▸ **Given request**: Render the rows below as a two-column CSV with the header input,output. Give one line per row, with the row's text under input and its answer under output, each in a double-quoted field with every line break replaced by a space.
===== Records for this task =====
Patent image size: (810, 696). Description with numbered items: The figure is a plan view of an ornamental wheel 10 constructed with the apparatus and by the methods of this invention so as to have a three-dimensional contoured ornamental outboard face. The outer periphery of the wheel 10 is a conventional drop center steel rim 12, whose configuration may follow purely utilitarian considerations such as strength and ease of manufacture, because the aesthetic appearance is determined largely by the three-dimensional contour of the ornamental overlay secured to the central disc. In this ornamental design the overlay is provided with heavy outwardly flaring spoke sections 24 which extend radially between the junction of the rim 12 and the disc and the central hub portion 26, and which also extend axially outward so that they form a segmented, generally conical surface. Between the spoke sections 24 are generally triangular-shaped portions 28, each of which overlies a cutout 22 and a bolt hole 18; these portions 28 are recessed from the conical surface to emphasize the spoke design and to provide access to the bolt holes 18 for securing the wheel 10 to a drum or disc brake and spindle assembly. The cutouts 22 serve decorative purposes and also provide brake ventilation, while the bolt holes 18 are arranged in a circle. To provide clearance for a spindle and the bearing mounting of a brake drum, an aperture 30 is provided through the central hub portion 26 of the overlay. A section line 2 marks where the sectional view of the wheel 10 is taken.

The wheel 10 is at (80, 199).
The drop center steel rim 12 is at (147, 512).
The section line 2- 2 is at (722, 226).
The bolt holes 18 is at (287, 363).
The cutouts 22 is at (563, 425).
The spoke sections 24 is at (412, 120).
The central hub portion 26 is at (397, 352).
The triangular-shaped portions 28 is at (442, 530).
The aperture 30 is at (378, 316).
=====
▸ **Final result**:
input,output
"Patent image size: (810, 696). Description with numbered items: The figure is a plan view of an ornamental wheel 10 constructed with the apparatus and by the methods of this invention so as to have a three-dimensional contoured ornamental outboard face. The outer periphery of the wheel 10 is a conventional drop center steel rim 12, whose configuration may follow purely utilitarian considerations such as strength and ease of manufacture, because the aesthetic appearance is determined largely by the three-dimensional contour of the ornamental overlay secured to the central disc. In this ornamental design the overlay is provided with heavy outwardly flaring spoke sections 24 which extend radially between the junction of the rim 12 and the disc and the central hub portion 26, and which also extend axially outward so that they form a segmented, generally conical surface. Between the spoke sections 24 are generally triangular-shaped portions 28, each of which overlies a cutout 22 and a bolt hole 18; these portions 28 are recessed from the conical surface to emphasize the spoke design and to provide access to the bolt holes 18 for securing the wheel 10 to a drum or disc brake and spindle assembly. The cutouts 22 serve decorative purposes and also provide brake ventilation, while the bolt holes 18 are arranged in a circle. To provide clearance for a spindle and the bearing mounting of a brake drum, an aperture 30 is provided through the central hub portion 26 of the overlay. A section line 2 marks where the sectional view of the wheel 10 is taken.","The wheel 10 is at (80, 199). The drop center steel rim 12 is at (147, 512). The section line 2- 2 is at (722, 226). The bolt holes 18 is at (287, 363). The cutouts 22 is at (563, 425). The spoke sections 24 is at (412, 120). The central hub portion 26 is at (397, 352). The triangular-shaped portions 28 is at (442, 530). The aperture 30 is at (378, 316)."